▶ Stated task
Rename "x-tick-label" to "x-axis-tick" in the items from the start through the line that contains "x-tick-label: 5k <box>1120 581 1132 593</box>". Return those lines with everything else unchanged.

▶ Records supplied

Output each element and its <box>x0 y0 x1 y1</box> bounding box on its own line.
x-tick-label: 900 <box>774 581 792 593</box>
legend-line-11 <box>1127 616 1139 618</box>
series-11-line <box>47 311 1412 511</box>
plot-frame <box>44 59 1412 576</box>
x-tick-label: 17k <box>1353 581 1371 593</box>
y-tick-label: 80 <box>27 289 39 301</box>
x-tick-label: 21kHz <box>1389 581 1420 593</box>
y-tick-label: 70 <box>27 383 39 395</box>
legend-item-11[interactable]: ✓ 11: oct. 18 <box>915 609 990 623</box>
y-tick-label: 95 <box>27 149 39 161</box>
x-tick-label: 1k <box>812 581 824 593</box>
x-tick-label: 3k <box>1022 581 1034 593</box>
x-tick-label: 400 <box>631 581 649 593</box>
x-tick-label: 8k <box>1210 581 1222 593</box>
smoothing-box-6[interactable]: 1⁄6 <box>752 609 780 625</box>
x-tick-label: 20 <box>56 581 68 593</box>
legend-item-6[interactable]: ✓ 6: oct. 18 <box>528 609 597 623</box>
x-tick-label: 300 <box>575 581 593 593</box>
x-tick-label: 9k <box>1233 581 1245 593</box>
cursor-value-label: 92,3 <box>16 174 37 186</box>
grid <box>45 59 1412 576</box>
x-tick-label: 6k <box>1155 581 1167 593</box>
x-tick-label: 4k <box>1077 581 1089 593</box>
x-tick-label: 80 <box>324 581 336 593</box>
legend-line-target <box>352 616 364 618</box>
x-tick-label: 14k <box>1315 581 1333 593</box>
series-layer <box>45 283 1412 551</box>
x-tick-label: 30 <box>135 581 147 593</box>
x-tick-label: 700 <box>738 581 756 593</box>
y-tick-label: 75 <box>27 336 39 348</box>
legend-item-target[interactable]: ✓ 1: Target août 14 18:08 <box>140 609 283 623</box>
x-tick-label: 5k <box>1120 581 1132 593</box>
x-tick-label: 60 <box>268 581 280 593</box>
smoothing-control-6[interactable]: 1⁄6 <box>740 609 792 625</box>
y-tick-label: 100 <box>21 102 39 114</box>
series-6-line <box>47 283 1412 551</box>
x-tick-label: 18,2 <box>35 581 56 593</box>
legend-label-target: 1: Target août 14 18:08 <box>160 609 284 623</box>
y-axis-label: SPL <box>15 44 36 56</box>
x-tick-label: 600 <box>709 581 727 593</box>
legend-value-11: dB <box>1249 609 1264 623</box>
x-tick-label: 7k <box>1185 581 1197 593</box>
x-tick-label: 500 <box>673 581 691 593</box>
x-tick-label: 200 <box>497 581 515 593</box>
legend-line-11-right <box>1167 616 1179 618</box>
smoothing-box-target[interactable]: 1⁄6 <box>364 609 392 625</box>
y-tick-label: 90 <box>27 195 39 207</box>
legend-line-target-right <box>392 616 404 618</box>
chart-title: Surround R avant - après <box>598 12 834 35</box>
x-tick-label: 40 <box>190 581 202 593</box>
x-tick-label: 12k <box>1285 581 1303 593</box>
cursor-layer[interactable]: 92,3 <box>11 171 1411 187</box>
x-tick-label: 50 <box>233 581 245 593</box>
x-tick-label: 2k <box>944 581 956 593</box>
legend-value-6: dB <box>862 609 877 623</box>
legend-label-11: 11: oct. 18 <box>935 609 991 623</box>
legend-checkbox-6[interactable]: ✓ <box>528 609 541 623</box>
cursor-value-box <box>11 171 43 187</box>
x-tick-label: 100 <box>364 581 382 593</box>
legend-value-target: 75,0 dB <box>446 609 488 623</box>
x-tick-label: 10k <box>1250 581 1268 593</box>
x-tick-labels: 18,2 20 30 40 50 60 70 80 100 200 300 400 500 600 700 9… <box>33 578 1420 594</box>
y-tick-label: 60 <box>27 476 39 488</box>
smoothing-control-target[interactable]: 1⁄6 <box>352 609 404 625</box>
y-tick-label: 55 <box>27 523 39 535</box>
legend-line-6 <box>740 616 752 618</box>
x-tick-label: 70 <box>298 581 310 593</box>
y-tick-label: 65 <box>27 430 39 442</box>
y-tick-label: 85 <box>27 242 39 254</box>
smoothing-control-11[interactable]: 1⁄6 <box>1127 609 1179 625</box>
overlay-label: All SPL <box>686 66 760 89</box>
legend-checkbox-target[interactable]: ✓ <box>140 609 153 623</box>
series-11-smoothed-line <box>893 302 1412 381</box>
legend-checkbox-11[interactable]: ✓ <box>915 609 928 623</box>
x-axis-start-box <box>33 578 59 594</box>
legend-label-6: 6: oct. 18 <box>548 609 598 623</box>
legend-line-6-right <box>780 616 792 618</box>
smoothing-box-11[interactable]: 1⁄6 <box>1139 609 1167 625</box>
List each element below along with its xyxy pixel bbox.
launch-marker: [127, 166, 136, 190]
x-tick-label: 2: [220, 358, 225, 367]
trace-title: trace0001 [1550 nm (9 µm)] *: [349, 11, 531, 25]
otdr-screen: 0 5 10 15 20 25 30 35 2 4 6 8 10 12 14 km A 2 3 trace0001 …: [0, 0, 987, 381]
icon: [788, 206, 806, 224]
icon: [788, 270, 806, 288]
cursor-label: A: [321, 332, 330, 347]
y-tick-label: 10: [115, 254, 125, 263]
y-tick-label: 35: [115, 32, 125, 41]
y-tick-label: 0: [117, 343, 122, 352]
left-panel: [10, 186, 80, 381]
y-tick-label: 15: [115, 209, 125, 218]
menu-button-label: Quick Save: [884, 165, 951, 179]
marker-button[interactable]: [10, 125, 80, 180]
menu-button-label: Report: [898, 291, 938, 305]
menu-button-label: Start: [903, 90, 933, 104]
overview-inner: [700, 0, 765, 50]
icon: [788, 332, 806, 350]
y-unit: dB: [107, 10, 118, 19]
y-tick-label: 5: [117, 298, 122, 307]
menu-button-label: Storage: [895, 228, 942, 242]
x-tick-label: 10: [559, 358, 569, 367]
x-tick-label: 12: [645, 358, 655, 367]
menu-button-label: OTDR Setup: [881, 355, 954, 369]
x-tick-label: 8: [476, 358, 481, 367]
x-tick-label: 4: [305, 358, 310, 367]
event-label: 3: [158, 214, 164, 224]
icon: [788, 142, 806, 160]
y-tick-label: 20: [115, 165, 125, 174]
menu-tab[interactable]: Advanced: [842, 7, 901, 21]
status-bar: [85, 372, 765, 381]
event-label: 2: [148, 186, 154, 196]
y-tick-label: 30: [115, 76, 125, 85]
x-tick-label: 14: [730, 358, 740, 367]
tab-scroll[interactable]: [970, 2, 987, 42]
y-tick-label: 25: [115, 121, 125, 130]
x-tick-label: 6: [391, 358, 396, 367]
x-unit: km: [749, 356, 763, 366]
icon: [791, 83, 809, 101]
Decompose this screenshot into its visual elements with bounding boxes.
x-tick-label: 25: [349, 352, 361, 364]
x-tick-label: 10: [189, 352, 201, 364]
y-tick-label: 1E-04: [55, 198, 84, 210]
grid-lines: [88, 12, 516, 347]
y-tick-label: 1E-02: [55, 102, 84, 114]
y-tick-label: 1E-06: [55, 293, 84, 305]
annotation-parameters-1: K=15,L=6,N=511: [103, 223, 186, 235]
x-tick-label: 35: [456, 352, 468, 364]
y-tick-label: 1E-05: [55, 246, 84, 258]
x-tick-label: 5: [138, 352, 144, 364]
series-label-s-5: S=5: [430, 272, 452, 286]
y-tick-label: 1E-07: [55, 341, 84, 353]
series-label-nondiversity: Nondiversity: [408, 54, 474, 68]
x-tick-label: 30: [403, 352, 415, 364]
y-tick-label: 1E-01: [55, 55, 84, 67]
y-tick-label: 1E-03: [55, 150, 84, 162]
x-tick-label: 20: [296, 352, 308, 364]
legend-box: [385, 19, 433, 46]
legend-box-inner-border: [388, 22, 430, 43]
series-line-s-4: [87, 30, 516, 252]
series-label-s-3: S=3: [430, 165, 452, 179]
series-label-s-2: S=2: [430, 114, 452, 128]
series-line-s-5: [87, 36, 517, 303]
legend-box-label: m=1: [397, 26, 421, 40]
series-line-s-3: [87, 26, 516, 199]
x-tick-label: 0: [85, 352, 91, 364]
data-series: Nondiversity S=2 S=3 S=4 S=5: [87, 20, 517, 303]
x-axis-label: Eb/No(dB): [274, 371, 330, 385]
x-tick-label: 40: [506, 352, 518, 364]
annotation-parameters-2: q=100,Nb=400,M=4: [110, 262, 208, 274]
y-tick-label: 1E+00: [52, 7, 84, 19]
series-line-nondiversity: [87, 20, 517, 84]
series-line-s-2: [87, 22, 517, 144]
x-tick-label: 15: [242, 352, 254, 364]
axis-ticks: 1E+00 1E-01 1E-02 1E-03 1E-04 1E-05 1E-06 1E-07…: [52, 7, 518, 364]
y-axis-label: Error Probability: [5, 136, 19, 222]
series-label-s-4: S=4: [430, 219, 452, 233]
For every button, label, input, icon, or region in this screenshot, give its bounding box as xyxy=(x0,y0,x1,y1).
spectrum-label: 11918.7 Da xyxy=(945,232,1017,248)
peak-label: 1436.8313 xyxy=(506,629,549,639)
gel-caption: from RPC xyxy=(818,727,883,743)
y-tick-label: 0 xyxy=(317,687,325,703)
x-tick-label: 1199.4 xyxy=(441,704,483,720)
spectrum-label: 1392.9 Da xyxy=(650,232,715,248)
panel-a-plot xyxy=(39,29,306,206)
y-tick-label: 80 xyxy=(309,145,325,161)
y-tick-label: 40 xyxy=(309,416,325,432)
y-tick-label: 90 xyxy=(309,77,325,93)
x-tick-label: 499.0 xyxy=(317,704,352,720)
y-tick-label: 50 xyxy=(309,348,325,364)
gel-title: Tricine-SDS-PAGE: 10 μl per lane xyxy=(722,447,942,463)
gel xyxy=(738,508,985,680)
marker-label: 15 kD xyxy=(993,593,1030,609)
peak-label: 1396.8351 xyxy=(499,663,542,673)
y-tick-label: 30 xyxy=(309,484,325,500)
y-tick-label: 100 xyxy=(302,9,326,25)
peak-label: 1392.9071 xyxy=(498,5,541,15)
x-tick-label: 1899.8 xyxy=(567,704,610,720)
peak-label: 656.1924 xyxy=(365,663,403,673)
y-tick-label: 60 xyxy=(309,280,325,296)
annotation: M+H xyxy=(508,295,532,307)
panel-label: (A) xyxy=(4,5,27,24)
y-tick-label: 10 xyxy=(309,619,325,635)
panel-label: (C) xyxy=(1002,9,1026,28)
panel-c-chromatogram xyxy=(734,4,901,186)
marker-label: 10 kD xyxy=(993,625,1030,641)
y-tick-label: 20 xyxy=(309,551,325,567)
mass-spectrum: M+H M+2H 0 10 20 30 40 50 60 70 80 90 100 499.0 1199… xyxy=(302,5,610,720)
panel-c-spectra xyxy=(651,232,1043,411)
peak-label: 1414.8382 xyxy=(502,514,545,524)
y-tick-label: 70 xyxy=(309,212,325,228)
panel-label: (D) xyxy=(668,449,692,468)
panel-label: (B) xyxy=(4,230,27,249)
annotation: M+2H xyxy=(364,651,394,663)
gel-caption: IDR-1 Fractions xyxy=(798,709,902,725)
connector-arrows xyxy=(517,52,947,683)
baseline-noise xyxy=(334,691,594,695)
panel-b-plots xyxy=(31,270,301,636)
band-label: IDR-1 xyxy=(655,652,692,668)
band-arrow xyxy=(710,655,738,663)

▶ Problem solution
Output each element and its <box>x0 y0 x1 y1</box> bounding box on its own line.
x-axis-tick: 900 <box>774 581 792 593</box>
legend-line-11 <box>1127 616 1139 618</box>
series-11-line <box>47 311 1412 511</box>
plot-frame <box>44 59 1412 576</box>
x-axis-tick: 17k <box>1353 581 1371 593</box>
y-tick-label: 80 <box>27 289 39 301</box>
x-axis-tick: 21kHz <box>1389 581 1420 593</box>
y-tick-label: 70 <box>27 383 39 395</box>
legend-item-11[interactable]: ✓ 11: oct. 18 <box>915 609 990 623</box>
y-tick-label: 95 <box>27 149 39 161</box>
x-axis-tick: 1k <box>812 581 824 593</box>
x-axis-tick: 3k <box>1022 581 1034 593</box>
x-axis-tick: 400 <box>631 581 649 593</box>
x-axis-tick: 8k <box>1210 581 1222 593</box>
smoothing-box-6[interactable]: 1⁄6 <box>752 609 780 625</box>
x-axis-tick: 20 <box>56 581 68 593</box>
legend-item-6[interactable]: ✓ 6: oct. 18 <box>528 609 597 623</box>
x-axis-tick: 300 <box>575 581 593 593</box>
x-axis-tick: 9k <box>1233 581 1245 593</box>
cursor-value-label: 92,3 <box>16 174 37 186</box>
grid <box>45 59 1412 576</box>
x-axis-tick: 6k <box>1155 581 1167 593</box>
x-axis-tick: 4k <box>1077 581 1089 593</box>
x-axis-tick: 80 <box>324 581 336 593</box>
legend-line-target <box>352 616 364 618</box>
x-axis-tick: 14k <box>1315 581 1333 593</box>
series-layer <box>45 283 1412 551</box>
x-axis-tick: 30 <box>135 581 147 593</box>
x-axis-tick: 700 <box>738 581 756 593</box>
y-tick-label: 75 <box>27 336 39 348</box>
legend-item-target[interactable]: ✓ 1: Target août 14 18:08 <box>140 609 283 623</box>
x-axis-tick: 5k <box>1120 581 1132 593</box>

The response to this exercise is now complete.